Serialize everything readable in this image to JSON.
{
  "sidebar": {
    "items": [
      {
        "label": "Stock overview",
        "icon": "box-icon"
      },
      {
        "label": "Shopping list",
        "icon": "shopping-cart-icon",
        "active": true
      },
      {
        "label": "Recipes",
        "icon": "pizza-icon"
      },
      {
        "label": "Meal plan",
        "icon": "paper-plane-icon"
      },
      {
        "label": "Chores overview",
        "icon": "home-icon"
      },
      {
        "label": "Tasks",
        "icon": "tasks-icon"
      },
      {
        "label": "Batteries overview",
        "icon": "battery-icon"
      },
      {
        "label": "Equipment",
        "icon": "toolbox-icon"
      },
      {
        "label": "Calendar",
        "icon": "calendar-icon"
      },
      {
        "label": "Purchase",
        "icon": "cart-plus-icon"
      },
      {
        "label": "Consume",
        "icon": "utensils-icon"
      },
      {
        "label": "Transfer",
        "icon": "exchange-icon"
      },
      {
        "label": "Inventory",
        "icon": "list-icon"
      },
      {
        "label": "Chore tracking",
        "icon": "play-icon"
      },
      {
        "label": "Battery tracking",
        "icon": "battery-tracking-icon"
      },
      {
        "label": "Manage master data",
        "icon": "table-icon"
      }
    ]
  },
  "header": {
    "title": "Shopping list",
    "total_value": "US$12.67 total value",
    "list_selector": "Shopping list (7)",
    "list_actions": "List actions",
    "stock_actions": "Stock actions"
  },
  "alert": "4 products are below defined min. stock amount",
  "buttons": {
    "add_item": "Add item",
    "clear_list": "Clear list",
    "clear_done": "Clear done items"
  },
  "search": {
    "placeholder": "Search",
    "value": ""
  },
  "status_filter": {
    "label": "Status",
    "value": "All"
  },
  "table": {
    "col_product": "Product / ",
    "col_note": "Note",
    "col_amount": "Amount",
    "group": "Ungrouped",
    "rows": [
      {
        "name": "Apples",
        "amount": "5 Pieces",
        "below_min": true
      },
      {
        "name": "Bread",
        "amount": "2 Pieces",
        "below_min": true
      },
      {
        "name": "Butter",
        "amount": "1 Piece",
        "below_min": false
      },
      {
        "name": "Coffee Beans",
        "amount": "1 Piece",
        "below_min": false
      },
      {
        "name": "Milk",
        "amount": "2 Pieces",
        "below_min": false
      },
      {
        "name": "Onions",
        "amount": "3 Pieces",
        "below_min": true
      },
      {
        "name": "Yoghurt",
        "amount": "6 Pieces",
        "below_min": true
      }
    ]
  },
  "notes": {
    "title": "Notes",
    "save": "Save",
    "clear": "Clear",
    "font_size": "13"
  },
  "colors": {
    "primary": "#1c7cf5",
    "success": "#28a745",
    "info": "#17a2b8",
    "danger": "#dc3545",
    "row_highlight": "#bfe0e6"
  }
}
---
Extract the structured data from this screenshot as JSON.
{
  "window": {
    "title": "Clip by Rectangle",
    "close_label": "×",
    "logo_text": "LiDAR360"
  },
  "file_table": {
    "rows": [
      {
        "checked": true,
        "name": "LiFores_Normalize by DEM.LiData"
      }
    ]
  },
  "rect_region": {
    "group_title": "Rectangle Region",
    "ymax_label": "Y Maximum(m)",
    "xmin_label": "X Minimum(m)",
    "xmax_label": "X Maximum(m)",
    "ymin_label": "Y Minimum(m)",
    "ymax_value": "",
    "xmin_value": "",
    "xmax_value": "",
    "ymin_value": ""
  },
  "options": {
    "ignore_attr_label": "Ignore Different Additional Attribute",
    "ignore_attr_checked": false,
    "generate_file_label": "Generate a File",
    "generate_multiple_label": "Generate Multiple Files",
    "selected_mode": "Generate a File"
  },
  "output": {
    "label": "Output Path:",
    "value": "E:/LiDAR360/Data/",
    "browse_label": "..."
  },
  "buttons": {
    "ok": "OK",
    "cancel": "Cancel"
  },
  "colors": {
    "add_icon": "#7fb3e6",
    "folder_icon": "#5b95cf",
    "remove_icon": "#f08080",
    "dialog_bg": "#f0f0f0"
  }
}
==
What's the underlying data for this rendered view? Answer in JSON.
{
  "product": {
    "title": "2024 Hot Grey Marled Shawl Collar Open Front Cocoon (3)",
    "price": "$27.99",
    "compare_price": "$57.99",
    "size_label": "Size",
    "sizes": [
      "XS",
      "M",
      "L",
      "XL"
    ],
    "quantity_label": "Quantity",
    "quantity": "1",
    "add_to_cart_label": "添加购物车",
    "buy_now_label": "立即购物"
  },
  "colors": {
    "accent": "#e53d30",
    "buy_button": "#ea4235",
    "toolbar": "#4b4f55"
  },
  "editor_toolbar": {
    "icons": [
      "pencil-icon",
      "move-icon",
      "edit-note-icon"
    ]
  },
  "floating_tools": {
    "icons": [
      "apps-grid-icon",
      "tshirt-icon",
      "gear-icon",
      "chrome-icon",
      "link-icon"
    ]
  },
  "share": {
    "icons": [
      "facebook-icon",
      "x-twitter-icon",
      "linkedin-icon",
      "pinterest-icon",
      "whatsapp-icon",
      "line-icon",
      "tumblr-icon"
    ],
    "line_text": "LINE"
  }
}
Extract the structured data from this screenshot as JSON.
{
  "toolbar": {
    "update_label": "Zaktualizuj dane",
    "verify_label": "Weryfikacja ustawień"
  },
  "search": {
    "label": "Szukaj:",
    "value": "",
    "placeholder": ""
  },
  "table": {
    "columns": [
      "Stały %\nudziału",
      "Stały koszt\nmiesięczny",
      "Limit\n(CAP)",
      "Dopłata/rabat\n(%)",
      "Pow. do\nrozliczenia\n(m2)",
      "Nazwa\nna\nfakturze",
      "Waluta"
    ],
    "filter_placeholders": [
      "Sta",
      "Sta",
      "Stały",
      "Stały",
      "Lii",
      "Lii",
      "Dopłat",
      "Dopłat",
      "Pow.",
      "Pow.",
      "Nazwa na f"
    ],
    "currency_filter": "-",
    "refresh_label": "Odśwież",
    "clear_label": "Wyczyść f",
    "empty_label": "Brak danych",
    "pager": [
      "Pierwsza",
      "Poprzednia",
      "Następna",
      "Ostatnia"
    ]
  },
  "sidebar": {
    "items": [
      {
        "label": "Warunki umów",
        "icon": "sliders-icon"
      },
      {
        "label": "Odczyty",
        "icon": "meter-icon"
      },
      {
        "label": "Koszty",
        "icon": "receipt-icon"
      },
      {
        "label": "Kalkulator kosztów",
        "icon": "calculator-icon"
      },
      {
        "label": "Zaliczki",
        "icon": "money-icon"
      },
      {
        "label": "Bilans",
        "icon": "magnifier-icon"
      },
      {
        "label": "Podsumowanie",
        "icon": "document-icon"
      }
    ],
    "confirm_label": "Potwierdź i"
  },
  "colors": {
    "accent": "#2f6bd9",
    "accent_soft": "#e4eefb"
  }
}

# [Aim]
Count each line with "this" in it and report that figure by itself.

# [Result]
4